--- Start of Data excerpts ---
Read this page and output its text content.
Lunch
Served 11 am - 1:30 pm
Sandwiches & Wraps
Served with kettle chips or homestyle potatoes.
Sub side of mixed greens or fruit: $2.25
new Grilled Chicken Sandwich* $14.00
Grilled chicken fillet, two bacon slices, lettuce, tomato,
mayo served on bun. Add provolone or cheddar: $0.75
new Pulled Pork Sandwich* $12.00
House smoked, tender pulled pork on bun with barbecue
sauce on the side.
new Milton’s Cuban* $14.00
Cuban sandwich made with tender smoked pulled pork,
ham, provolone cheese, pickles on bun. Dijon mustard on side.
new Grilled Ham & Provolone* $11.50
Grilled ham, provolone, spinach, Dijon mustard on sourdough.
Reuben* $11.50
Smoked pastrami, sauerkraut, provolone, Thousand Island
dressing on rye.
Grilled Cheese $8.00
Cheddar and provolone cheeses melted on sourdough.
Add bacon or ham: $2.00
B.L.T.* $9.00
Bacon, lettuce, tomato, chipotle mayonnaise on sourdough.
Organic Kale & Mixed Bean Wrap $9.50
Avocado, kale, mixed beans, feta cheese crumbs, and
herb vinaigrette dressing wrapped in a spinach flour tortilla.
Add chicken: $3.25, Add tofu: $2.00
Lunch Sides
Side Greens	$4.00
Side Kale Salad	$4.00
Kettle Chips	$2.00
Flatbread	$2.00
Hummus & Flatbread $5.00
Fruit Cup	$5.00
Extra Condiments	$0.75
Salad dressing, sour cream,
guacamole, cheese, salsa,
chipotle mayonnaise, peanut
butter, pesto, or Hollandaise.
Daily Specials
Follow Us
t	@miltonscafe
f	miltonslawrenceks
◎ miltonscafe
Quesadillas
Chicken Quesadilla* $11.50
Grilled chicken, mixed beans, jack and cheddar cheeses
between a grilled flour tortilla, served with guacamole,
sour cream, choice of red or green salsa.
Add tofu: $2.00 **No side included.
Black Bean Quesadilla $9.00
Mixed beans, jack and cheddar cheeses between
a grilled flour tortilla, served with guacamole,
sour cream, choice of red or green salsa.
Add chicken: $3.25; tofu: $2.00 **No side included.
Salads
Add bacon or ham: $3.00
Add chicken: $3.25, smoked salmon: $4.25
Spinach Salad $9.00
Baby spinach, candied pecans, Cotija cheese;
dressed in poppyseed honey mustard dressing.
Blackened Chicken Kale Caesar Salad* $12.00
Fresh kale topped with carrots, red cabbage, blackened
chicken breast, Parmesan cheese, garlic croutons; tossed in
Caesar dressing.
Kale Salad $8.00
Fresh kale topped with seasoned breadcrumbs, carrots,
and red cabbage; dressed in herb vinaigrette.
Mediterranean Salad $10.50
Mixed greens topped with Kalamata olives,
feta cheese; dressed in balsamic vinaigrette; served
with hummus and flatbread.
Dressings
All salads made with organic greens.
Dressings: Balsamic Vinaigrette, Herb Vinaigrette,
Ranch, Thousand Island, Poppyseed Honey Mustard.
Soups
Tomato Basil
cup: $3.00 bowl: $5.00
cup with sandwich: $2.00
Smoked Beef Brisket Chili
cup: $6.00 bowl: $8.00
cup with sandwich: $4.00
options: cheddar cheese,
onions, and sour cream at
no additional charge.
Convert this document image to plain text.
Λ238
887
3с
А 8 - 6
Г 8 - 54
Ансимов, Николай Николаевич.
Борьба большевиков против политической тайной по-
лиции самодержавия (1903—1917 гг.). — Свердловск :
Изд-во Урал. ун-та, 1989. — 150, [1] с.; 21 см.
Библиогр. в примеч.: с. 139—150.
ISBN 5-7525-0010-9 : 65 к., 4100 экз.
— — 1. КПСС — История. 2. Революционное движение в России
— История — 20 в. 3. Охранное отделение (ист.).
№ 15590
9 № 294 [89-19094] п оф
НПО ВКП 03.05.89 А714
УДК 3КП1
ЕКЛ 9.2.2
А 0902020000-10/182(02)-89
--- End of Data excerpts ---
* Description of the task: Repeat exactly the lines above from the line that contains "Convert this document image to plain text." through the end. Include both of these ends; leave out everything else.

* Correct result:
Convert this document image to plain text.
Λ238
887
3с
А 8 - 6
Г 8 - 54
Ансимов, Николай Николаевич.
Борьба большевиков против политической тайной по-
лиции самодержавия (1903—1917 гг.). — Свердловск :
Изд-во Урал. ун-та, 1989. — 150, [1] с.; 21 см.
Библиогр. в примеч.: с. 139—150.
ISBN 5-7525-0010-9 : 65 к., 4100 экз.
— — 1. КПСС — История. 2. Революционное движение в России
— История — 20 в. 3. Охранное отделение (ист.).
№ 15590
9 № 294 [89-19094] п оф
НПО ВКП 03.05.89 А714
УДК 3КП1
ЕКЛ 9.2.2
А 0902020000-10/182(02)-89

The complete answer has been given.